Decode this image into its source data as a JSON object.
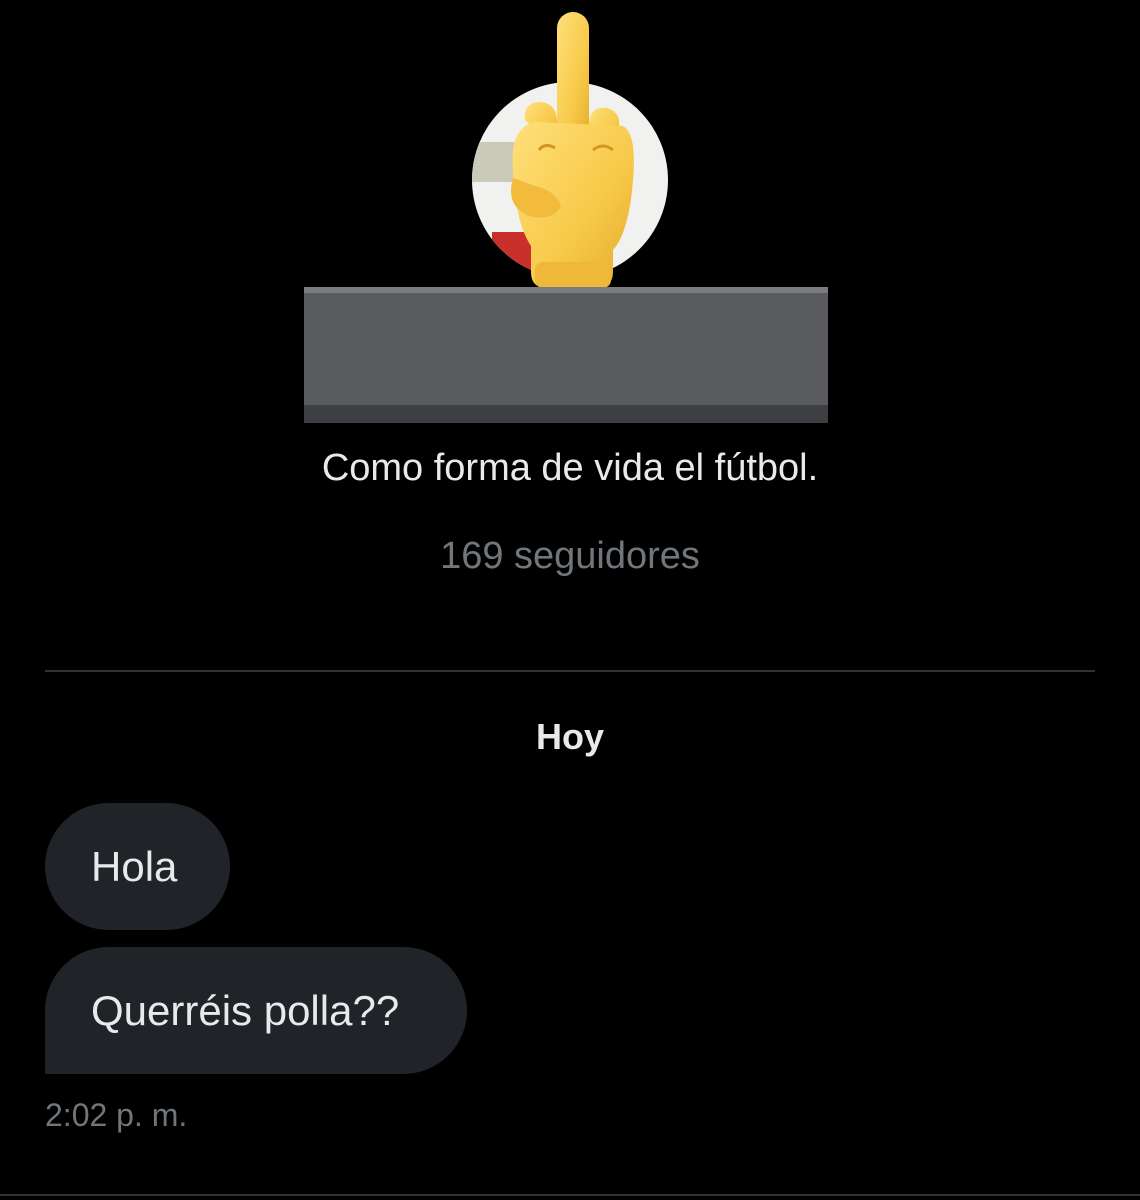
{
  "profile": {
    "avatar_icon": "profile-photo",
    "overlay_icon": "middle-finger-emoji",
    "redaction": "gray-box",
    "bio": "Como forma de vida el fútbol.",
    "followers": "169 seguidores"
  },
  "conversation": {
    "date_label": "Hoy",
    "messages": [
      {
        "text": "Hola"
      },
      {
        "text": "Querréis polla??"
      }
    ],
    "timestamp": "2:02 p. m."
  },
  "colors": {
    "background": "#000000",
    "bubble": "#202327",
    "primary_text": "#e7e9ea",
    "secondary_text": "#71767b",
    "divider": "#2f3336",
    "redaction": "#5a5b5e",
    "emoji": "#f7c948"
  }
}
________________
## EXERCISE PROMPT
Take the entries shown above and quote them verbatim, passing over the pictures.

## RESPONSE TO THIS TASK
Decode this image into its source data as a JSON object.
{
  "profile": {
    "avatar_icon": "profile-photo",
    "overlay_icon": "middle-finger-emoji",
    "redaction": "gray-box",
    "bio": "Como forma de vida el fútbol.",
    "followers": "169 seguidores"
  },
  "conversation": {
    "date_label": "Hoy",
    "messages": [
      {
        "text": "Hola"
      },
      {
        "text": "Querréis polla??"
      }
    ],
    "timestamp": "2:02 p. m."
  },
  "colors": {
    "background": "#000000",
    "bubble": "#202327",
    "primary_text": "#e7e9ea",
    "secondary_text": "#71767b",
    "divider": "#2f3336",
    "redaction": "#5a5b5e",
    "emoji": "#f7c948"
  }
}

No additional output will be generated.